### Required task
Tally the lines in the data that follows that include the word "value", and report nothing but the total.

——

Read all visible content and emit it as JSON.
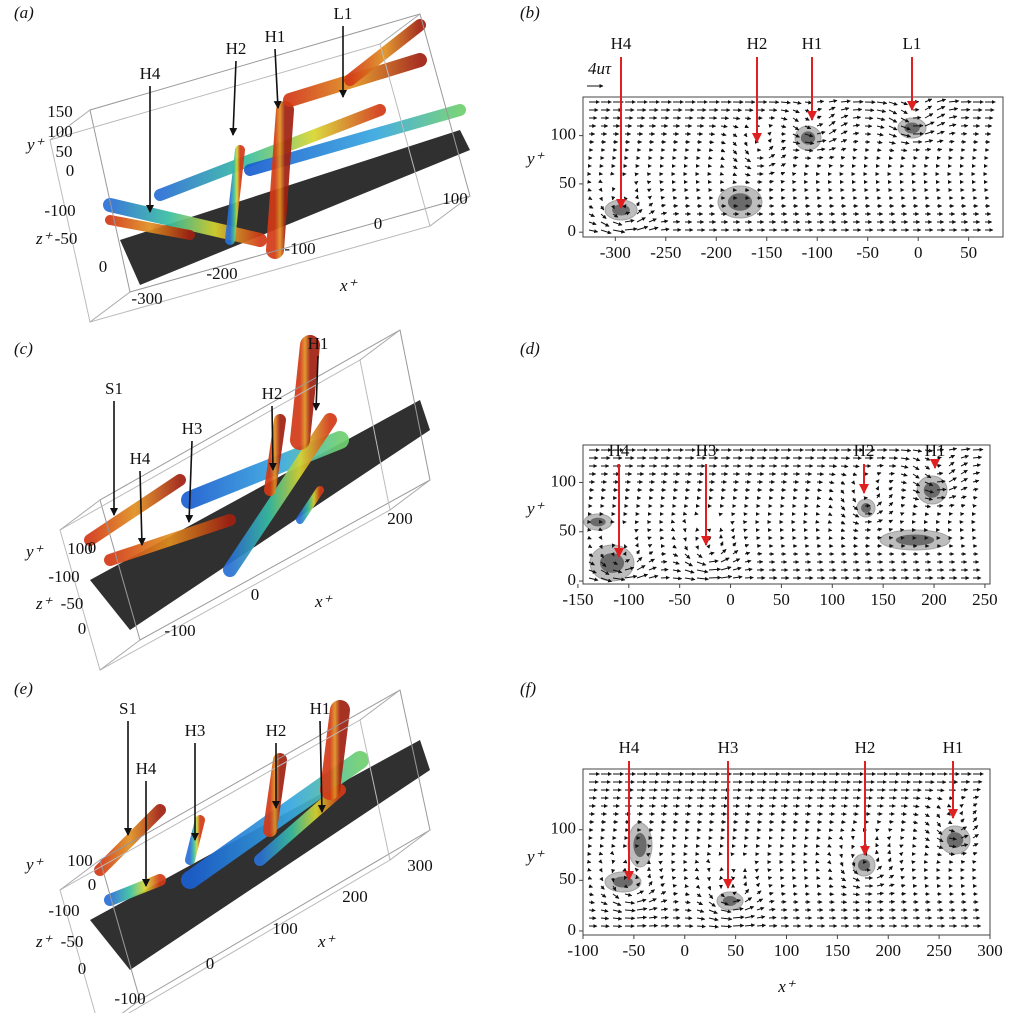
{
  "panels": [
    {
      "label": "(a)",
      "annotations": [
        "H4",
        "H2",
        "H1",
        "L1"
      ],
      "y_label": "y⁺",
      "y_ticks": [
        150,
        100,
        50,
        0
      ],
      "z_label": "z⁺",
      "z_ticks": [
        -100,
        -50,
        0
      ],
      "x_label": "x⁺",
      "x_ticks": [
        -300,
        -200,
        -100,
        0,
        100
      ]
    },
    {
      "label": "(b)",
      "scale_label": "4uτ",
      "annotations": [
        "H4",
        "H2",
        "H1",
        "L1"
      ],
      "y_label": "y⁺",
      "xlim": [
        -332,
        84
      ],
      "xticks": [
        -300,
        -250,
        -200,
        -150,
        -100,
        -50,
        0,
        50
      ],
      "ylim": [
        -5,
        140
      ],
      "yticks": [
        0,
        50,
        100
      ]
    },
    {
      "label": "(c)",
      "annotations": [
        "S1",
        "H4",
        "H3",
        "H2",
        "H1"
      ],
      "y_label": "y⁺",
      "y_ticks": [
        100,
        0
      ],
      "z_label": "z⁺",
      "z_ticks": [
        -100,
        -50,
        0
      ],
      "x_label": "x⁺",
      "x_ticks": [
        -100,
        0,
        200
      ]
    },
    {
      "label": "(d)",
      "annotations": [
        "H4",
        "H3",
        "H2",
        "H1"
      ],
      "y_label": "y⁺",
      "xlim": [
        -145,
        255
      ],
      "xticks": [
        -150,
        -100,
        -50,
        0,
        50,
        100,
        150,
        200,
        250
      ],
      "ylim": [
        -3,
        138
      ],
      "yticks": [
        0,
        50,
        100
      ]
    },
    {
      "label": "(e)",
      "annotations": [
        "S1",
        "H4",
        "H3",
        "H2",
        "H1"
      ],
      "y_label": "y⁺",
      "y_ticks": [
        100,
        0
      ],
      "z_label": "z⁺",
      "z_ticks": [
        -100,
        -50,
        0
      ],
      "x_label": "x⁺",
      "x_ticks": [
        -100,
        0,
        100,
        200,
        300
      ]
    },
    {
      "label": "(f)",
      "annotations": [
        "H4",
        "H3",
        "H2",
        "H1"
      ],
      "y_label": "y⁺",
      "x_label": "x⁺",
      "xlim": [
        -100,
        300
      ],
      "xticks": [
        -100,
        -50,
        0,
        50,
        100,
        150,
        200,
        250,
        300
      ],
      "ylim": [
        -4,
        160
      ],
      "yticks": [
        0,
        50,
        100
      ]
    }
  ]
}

——

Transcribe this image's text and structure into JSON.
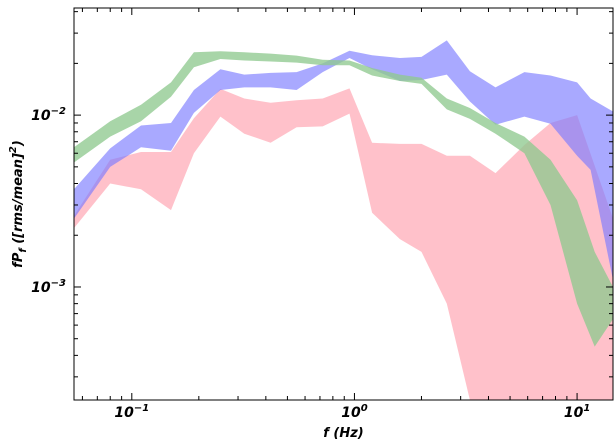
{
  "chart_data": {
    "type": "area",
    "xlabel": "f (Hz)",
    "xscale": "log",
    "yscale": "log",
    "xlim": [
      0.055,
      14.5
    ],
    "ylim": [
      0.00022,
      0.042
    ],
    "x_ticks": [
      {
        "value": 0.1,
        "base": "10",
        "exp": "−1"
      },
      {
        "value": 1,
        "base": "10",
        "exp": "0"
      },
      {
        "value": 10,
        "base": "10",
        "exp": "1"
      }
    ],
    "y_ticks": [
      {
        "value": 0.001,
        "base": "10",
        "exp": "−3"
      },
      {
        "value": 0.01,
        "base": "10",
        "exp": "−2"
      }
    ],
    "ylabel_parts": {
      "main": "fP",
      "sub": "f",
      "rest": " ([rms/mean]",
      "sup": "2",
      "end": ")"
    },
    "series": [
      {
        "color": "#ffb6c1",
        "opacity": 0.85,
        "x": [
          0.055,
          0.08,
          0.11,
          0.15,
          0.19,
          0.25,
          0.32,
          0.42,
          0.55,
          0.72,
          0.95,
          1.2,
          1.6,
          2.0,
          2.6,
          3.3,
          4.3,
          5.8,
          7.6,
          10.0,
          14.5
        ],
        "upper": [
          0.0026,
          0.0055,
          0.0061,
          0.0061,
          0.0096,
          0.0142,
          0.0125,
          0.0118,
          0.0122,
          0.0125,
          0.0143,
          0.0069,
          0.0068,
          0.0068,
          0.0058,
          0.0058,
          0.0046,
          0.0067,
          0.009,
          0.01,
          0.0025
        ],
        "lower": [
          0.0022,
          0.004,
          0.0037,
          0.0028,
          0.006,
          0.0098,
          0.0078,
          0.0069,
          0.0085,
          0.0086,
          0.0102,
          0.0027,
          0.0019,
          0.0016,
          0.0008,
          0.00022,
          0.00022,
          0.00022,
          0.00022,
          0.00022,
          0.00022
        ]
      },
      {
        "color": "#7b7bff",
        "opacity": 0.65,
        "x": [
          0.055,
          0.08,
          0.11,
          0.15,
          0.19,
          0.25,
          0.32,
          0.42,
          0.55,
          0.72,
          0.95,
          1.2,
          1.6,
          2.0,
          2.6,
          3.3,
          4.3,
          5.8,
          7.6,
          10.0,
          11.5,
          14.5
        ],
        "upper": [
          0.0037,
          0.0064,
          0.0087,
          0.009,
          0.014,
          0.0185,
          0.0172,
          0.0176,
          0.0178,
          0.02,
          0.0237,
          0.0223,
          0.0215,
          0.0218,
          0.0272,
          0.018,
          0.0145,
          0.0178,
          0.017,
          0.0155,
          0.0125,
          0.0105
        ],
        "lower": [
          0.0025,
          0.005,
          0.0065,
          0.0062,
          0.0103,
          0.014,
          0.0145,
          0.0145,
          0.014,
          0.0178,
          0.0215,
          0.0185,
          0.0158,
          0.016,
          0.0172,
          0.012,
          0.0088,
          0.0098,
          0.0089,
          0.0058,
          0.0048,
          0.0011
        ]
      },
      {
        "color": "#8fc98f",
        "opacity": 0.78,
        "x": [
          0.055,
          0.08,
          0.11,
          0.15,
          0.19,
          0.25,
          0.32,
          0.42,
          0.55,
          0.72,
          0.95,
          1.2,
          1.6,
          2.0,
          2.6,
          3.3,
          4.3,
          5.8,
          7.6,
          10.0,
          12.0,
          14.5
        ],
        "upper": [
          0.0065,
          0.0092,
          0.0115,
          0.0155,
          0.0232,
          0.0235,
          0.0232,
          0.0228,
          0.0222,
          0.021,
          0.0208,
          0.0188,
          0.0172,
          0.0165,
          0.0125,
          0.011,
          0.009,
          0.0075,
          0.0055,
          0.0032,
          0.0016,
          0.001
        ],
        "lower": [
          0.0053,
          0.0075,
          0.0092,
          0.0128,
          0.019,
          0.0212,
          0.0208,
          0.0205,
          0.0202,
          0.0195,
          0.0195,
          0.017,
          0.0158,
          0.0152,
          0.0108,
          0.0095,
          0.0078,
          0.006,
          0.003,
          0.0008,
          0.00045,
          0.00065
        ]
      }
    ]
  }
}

——

### Answer
5